Drop all images and give the records again exactly.

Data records
• • • • •
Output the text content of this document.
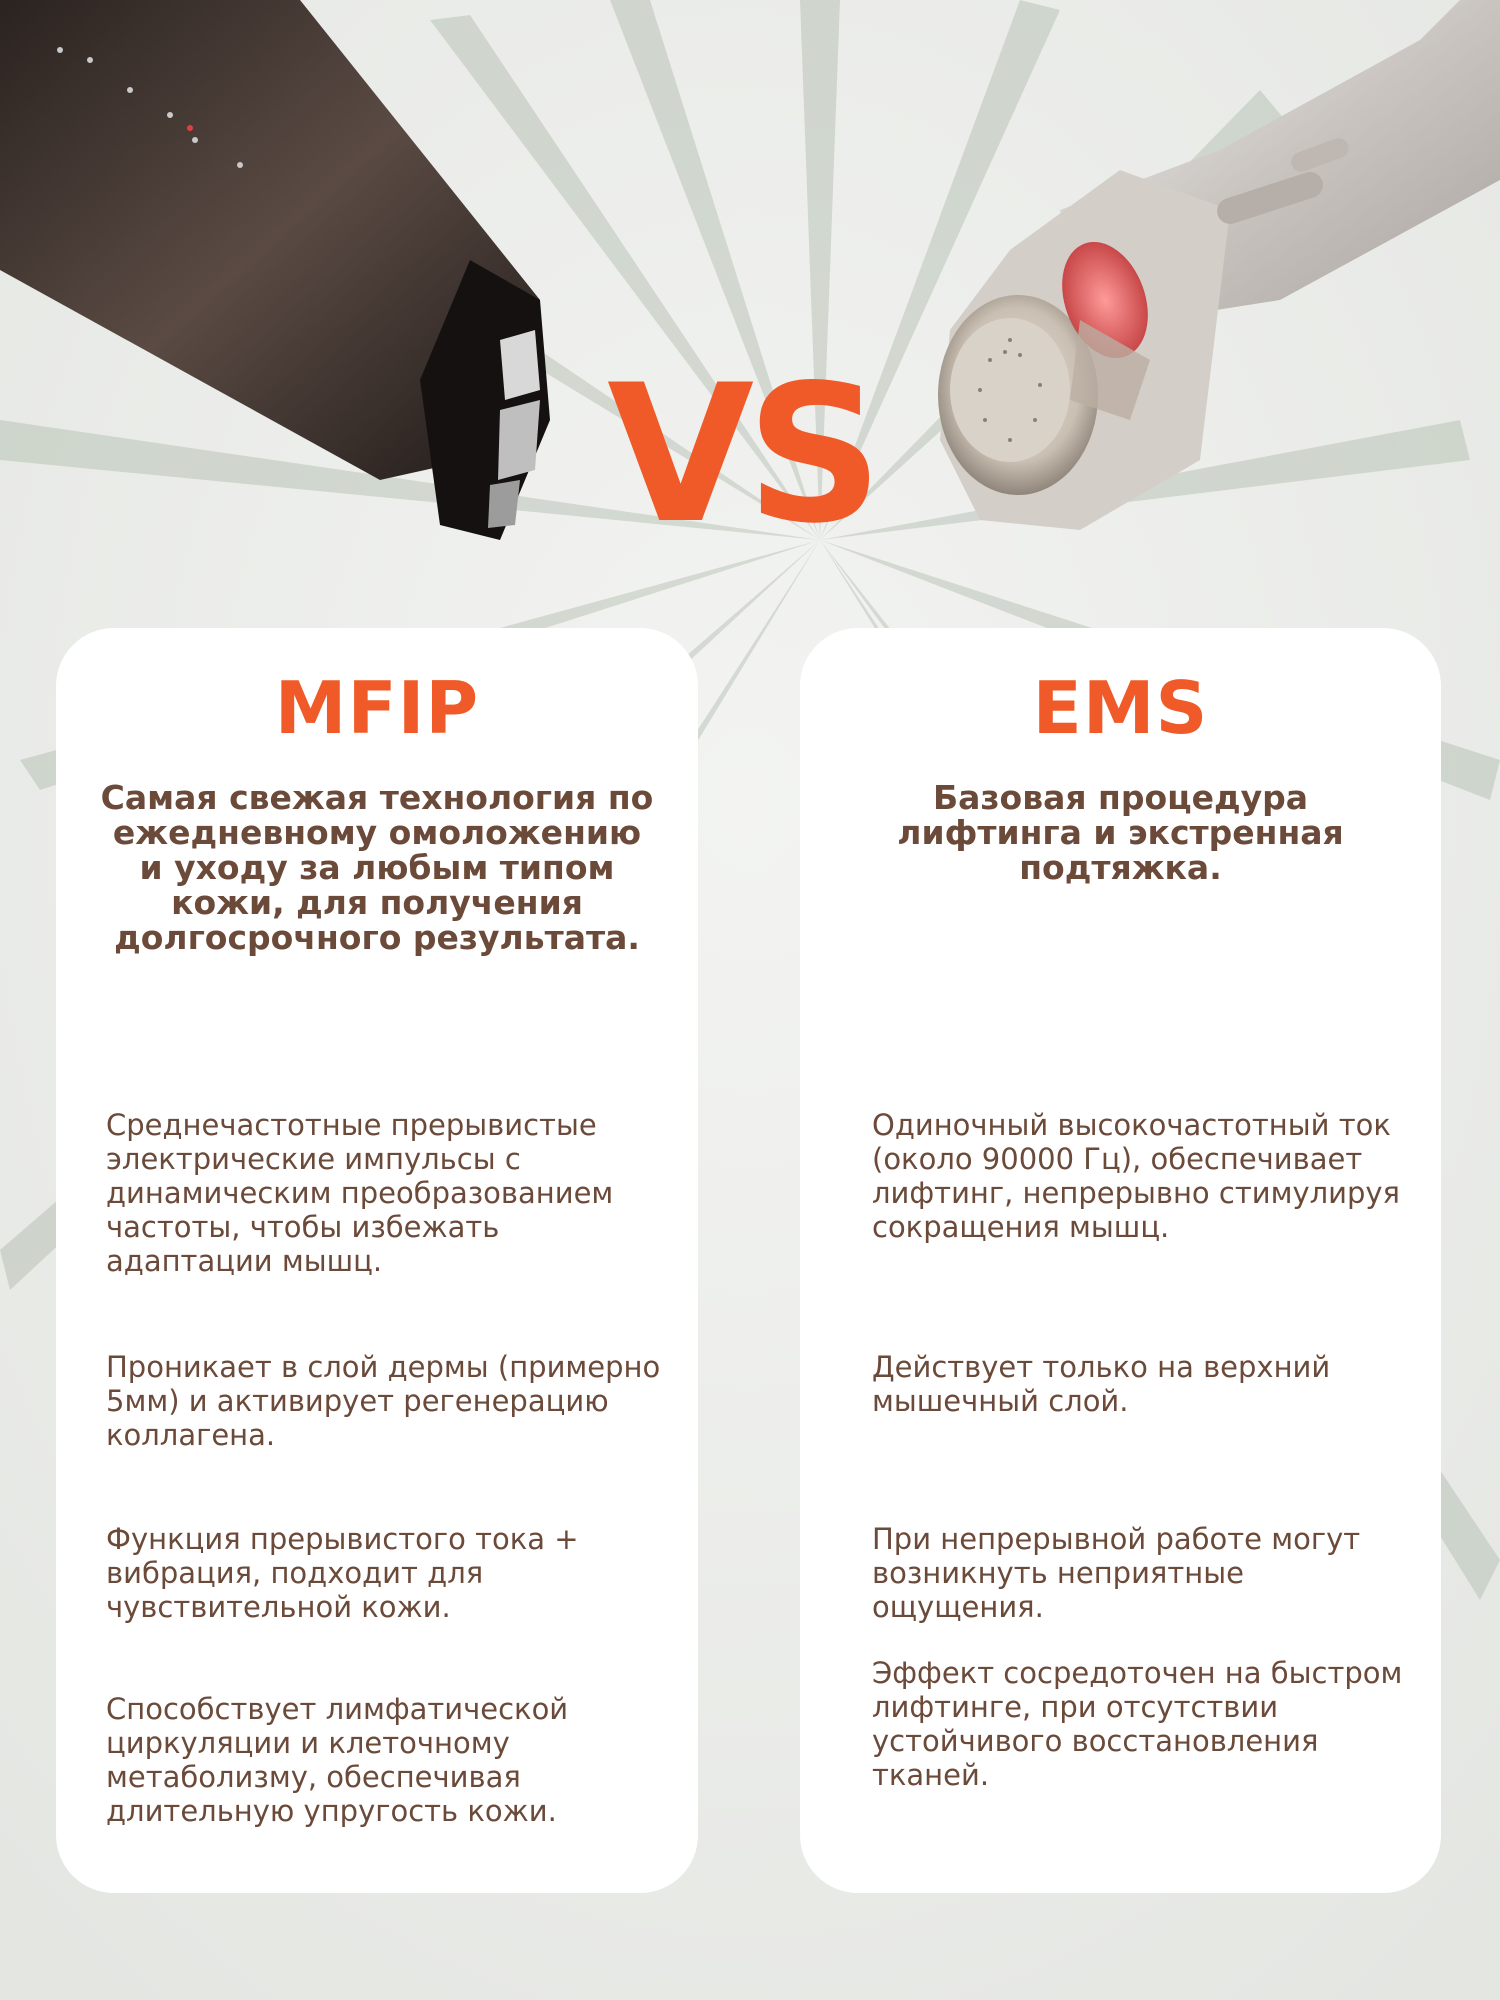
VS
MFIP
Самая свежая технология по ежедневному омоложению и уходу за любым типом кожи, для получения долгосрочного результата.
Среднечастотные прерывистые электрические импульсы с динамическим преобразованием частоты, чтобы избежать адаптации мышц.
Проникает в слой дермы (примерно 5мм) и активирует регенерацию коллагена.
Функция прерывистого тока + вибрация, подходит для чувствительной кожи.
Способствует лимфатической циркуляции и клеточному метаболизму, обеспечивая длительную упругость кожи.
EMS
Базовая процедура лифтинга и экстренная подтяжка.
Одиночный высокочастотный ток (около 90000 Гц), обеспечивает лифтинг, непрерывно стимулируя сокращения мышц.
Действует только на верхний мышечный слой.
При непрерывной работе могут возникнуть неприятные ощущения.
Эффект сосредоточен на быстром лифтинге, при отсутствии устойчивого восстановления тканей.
• • • • •
Full solution:
Output the text content of this document.
VS
MFIP
Самая свежая технология по ежедневному омоложению и уходу за любым типом кожи, для получения долгосрочного результата.
Среднечастотные прерывистые электрические импульсы с динамическим преобразованием частоты, чтобы избежать адаптации мышц.
Проникает в слой дермы (примерно 5мм) и активирует регенерацию коллагена.
Функция прерывистого тока + вибрация, подходит для чувствительной кожи.
Способствует лимфатической циркуляции и клеточному метаболизму, обеспечивая длительную упругость кожи.
EMS
Базовая процедура лифтинга и экстренная подтяжка.
Одиночный высокочастотный ток (около 90000 Гц), обеспечивает лифтинг, непрерывно стимулируя сокращения мышц.
Действует только на верхний мышечный слой.
При непрерывной работе могут возникнуть неприятные ощущения.
Эффект сосредоточен на быстром лифтинге, при отсутствии устойчивого восстановления тканей.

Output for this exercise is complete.